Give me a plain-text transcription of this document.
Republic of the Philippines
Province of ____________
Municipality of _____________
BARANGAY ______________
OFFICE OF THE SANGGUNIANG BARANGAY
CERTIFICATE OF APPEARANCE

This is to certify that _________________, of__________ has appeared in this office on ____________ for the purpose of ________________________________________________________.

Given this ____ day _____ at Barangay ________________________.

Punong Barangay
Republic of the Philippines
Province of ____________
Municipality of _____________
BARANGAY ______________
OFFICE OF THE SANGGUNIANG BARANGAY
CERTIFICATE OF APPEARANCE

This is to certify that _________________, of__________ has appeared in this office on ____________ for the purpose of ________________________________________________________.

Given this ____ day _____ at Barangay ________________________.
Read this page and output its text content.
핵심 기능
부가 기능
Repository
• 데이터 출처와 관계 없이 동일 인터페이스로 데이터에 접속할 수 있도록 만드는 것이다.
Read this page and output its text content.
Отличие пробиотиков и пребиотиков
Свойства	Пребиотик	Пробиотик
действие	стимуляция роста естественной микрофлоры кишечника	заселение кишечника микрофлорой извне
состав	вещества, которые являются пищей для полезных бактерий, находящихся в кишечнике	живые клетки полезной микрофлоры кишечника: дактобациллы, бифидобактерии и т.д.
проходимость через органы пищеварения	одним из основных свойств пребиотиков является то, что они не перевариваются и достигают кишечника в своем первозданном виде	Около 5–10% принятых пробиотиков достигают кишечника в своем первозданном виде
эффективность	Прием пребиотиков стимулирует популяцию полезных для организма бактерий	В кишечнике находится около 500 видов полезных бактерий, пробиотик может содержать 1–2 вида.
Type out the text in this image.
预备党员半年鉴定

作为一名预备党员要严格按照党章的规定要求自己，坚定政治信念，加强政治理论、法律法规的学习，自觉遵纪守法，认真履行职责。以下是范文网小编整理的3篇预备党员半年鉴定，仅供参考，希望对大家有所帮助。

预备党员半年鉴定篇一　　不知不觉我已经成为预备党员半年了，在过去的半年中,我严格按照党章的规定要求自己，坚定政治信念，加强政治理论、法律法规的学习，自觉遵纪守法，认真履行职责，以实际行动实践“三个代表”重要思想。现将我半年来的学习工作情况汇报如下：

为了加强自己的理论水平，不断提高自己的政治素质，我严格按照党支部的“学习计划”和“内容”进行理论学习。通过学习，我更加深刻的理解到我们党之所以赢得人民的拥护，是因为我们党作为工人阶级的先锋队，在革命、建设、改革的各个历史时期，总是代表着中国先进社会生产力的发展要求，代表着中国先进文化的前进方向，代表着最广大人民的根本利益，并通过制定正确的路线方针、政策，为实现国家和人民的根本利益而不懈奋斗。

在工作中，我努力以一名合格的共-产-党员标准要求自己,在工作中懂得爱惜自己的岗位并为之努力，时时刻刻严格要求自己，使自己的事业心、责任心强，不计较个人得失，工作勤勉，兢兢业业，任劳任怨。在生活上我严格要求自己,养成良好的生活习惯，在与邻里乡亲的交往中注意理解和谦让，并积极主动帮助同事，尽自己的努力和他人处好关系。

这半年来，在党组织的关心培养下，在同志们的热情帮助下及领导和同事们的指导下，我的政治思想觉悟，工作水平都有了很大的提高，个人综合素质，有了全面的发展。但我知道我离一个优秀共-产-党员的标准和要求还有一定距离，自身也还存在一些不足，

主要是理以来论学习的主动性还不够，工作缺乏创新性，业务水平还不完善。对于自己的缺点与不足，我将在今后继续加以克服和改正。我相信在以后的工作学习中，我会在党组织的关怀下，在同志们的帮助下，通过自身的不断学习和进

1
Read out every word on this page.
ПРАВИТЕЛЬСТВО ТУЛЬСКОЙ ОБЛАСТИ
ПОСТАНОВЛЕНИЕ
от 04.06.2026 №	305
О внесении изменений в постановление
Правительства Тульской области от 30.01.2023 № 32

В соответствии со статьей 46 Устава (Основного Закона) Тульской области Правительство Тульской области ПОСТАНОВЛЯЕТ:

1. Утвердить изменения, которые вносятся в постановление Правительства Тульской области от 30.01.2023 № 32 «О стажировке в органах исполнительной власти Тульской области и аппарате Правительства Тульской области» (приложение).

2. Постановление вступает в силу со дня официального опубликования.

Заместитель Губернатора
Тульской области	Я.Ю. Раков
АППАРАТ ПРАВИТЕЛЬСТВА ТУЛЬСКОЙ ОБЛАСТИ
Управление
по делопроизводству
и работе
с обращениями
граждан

────────

:: TASK TO COMPLETE ::
Going through the data, tally the lines containing "пробиотиков" and report only the result.

:: RIGHT ANSWER ::
2